+++ Raw records +++
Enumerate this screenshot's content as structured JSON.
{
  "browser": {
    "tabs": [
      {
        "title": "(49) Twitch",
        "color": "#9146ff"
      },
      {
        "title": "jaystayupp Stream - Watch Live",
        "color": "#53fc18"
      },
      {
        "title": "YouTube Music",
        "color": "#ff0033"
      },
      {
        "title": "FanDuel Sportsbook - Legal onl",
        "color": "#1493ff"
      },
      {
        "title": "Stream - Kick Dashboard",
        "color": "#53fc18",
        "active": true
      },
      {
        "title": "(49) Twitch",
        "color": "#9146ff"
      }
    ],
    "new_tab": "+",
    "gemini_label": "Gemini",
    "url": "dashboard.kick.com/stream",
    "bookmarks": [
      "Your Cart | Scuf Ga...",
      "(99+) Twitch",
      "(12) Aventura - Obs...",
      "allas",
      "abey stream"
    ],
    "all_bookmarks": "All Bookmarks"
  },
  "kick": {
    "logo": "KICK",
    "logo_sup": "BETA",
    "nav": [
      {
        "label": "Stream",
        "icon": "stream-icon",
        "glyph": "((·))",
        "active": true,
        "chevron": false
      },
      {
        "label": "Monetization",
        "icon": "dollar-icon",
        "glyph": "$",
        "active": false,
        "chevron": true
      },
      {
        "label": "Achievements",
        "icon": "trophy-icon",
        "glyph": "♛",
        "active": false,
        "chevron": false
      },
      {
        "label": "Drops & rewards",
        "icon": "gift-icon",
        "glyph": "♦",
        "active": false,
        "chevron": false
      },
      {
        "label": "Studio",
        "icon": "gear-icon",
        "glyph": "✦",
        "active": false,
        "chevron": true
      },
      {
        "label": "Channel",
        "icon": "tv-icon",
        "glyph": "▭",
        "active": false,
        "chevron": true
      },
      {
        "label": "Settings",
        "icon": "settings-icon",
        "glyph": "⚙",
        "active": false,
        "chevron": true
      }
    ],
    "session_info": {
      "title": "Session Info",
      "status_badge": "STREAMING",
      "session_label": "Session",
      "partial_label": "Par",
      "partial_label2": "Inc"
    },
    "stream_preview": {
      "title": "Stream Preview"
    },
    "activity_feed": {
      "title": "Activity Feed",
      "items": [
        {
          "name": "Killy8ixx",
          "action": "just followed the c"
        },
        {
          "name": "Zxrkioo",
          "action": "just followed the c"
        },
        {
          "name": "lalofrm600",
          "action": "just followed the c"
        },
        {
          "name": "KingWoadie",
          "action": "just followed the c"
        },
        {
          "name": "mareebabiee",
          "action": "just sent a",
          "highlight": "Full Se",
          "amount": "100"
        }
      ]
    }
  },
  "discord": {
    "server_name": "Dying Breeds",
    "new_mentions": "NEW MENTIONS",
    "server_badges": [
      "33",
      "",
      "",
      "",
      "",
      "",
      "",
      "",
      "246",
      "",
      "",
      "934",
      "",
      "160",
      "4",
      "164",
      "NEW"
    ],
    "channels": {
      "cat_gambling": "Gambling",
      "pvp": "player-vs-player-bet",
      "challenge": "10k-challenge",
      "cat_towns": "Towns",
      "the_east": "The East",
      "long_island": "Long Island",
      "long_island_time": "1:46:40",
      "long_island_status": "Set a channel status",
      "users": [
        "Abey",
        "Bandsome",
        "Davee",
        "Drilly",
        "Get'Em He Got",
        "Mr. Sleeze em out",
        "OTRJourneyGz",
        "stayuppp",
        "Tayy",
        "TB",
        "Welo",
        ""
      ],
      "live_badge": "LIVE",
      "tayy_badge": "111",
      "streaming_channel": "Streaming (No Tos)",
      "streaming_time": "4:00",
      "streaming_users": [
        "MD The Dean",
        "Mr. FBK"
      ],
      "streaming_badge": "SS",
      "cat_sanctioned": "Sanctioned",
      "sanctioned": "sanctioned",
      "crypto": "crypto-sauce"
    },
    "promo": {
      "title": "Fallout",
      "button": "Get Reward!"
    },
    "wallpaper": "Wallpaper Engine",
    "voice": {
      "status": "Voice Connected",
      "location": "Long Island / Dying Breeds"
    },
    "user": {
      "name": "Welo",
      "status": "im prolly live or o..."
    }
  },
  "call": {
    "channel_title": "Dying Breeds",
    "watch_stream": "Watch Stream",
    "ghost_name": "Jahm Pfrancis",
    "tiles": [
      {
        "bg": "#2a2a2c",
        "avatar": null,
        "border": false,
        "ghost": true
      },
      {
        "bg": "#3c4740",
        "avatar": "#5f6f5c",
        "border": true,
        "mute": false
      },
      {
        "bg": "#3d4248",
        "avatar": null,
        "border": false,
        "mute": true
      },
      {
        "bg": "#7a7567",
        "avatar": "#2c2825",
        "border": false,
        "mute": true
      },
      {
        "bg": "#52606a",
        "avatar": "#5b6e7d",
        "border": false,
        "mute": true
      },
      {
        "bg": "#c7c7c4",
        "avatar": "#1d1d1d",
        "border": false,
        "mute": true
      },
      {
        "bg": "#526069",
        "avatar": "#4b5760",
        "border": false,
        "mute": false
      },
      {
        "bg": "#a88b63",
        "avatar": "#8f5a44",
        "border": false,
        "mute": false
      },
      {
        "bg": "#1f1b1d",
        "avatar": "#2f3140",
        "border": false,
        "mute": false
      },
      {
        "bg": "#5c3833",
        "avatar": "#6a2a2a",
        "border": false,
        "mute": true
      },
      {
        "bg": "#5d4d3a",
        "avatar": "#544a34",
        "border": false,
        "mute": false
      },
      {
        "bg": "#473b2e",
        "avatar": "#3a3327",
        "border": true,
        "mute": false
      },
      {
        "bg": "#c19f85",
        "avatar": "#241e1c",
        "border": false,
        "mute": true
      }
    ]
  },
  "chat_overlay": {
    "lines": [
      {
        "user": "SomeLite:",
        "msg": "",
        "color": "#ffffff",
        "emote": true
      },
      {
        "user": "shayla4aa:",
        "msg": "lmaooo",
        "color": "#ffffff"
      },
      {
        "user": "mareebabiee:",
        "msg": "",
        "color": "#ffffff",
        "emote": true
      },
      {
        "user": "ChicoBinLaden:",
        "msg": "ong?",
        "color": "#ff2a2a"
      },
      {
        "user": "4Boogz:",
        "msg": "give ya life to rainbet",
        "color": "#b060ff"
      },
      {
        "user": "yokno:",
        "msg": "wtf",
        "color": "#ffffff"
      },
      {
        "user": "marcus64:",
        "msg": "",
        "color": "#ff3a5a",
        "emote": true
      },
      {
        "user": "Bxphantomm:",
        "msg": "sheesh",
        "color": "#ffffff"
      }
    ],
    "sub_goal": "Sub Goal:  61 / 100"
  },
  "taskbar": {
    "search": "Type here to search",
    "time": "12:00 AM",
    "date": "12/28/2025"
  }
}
+++
_Requirement:_ From the records above, please extract every line and repeat it exactly.

_Reply to the task:_
Enumerate this screenshot's content as structured JSON.
{
  "browser": {
    "tabs": [
      {
        "title": "(49) Twitch",
        "color": "#9146ff"
      },
      {
        "title": "jaystayupp Stream - Watch Live",
        "color": "#53fc18"
      },
      {
        "title": "YouTube Music",
        "color": "#ff0033"
      },
      {
        "title": "FanDuel Sportsbook - Legal onl",
        "color": "#1493ff"
      },
      {
        "title": "Stream - Kick Dashboard",
        "color": "#53fc18",
        "active": true
      },
      {
        "title": "(49) Twitch",
        "color": "#9146ff"
      }
    ],
    "new_tab": "+",
    "gemini_label": "Gemini",
    "url": "dashboard.kick.com/stream",
    "bookmarks": [
      "Your Cart | Scuf Ga...",
      "(99+) Twitch",
      "(12) Aventura - Obs...",
      "allas",
      "abey stream"
    ],
    "all_bookmarks": "All Bookmarks"
  },
  "kick": {
    "logo": "KICK",
    "logo_sup": "BETA",
    "nav": [
      {
        "label": "Stream",
        "icon": "stream-icon",
        "glyph": "((·))",
        "active": true,
        "chevron": false
      },
      {
        "label": "Monetization",
        "icon": "dollar-icon",
        "glyph": "$",
        "active": false,
        "chevron": true
      },
      {
        "label": "Achievements",
        "icon": "trophy-icon",
        "glyph": "♛",
        "active": false,
        "chevron": false
      },
      {
        "label": "Drops & rewards",
        "icon": "gift-icon",
        "glyph": "♦",
        "active": false,
        "chevron": false
      },
      {
        "label": "Studio",
        "icon": "gear-icon",
        "glyph": "✦",
        "active": false,
        "chevron": true
      },
      {
        "label": "Channel",
        "icon": "tv-icon",
        "glyph": "▭",
        "active": false,
        "chevron": true
      },
      {
        "label": "Settings",
        "icon": "settings-icon",
        "glyph": "⚙",
        "active": false,
        "chevron": true
      }
    ],
    "session_info": {
      "title": "Session Info",
      "status_badge": "STREAMING",
      "session_label": "Session",
      "partial_label": "Par",
      "partial_label2": "Inc"
    },
    "stream_preview": {
      "title": "Stream Preview"
    },
    "activity_feed": {
      "title": "Activity Feed",
      "items": [
        {
          "name": "Killy8ixx",
          "action": "just followed the c"
        },
        {
          "name": "Zxrkioo",
          "action": "just followed the c"
        },
        {
          "name": "lalofrm600",
          "action": "just followed the c"
        },
        {
          "name": "KingWoadie",
          "action": "just followed the c"
        },
        {
          "name": "mareebabiee",
          "action": "just sent a",
          "highlight": "Full Se",
          "amount": "100"
        }
      ]
    }
  },
  "discord": {
    "server_name": "Dying Breeds",
    "new_mentions": "NEW MENTIONS",
    "server_badges": [
      "33",
      "",
      "",
      "",
      "",
      "",
      "",
      "",
      "246",
      "",
      "",
      "934",
      "",
      "160",
      "4",
      "164",
      "NEW"
    ],
    "channels": {
      "cat_gambling": "Gambling",
      "pvp": "player-vs-player-bet",
      "challenge": "10k-challenge",
      "cat_towns": "Towns",
      "the_east": "The East",
      "long_island": "Long Island",
      "long_island_time": "1:46:40",
      "long_island_status": "Set a channel status",
      "users": [
        "Abey",
        "Bandsome",
        "Davee",
        "Drilly",
        "Get'Em He Got",
        "Mr. Sleeze em out",
        "OTRJourneyGz",
        "stayuppp",
        "Tayy",
        "TB",
        "Welo",
        ""
      ],
      "live_badge": "LIVE",
      "tayy_badge": "111",
      "streaming_channel": "Streaming (No Tos)",
      "streaming_time": "4:00",
      "streaming_users": [
        "MD The Dean",
        "Mr. FBK"
      ],
      "streaming_badge": "SS",
      "cat_sanctioned": "Sanctioned",
      "sanctioned": "sanctioned",
      "crypto": "crypto-sauce"
    },
    "promo": {
      "title": "Fallout",
      "button": "Get Reward!"
    },
    "wallpaper": "Wallpaper Engine",
    "voice": {
      "status": "Voice Connected",
      "location": "Long Island / Dying Breeds"
    },
    "user": {
      "name": "Welo",
      "status": "im prolly live or o..."
    }
  },
  "call": {
    "channel_title": "Dying Breeds",
    "watch_stream": "Watch Stream",
    "ghost_name": "Jahm Pfrancis",
    "tiles": [
      {
        "bg": "#2a2a2c",
        "avatar": null,
        "border": false,
        "ghost": true
      },
      {
        "bg": "#3c4740",
        "avatar": "#5f6f5c",
        "border": true,
        "mute": false
      },
      {
        "bg": "#3d4248",
        "avatar": null,
        "border": false,
        "mute": true
      },
      {
        "bg": "#7a7567",
        "avatar": "#2c2825",
        "border": false,
        "mute": true
      },
      {
        "bg": "#52606a",
        "avatar": "#5b6e7d",
        "border": false,
        "mute": true
      },
      {
        "bg": "#c7c7c4",
        "avatar": "#1d1d1d",
        "border": false,
        "mute": true
      },
      {
        "bg": "#526069",
        "avatar": "#4b5760",
        "border": false,
        "mute": false
      },
      {
        "bg": "#a88b63",
        "avatar": "#8f5a44",
        "border": false,
        "mute": false
      },
      {
        "bg": "#1f1b1d",
        "avatar": "#2f3140",
        "border": false,
        "mute": false
      },
      {
        "bg": "#5c3833",
        "avatar": "#6a2a2a",
        "border": false,
        "mute": true
      },
      {
        "bg": "#5d4d3a",
        "avatar": "#544a34",
        "border": false,
        "mute": false
      },
      {
        "bg": "#473b2e",
        "avatar": "#3a3327",
        "border": true,
        "mute": false
      },
      {
        "bg": "#c19f85",
        "avatar": "#241e1c",
        "border": false,
        "mute": true
      }
    ]
  },
  "chat_overlay": {
    "lines": [
      {
        "user": "SomeLite:",
        "msg": "",
        "color": "#ffffff",
        "emote": true
      },
      {
        "user": "shayla4aa:",
        "msg": "lmaooo",
        "color": "#ffffff"
      },
      {
        "user": "mareebabiee:",
        "msg": "",
        "color": "#ffffff",
        "emote": true
      },
      {
        "user": "ChicoBinLaden:",
        "msg": "ong?",
        "color": "#ff2a2a"
      },
      {
        "user": "4Boogz:",
        "msg": "give ya life to rainbet",
        "color": "#b060ff"
      },
      {
        "user": "yokno:",
        "msg": "wtf",
        "color": "#ffffff"
      },
      {
        "user": "marcus64:",
        "msg": "",
        "color": "#ff3a5a",
        "emote": true
      },
      {
        "user": "Bxphantomm:",
        "msg": "sheesh",
        "color": "#ffffff"
      }
    ],
    "sub_goal": "Sub Goal:  61 / 100"
  },
  "taskbar": {
    "search": "Type here to search",
    "time": "12:00 AM",
    "date": "12/28/2025"
  }
}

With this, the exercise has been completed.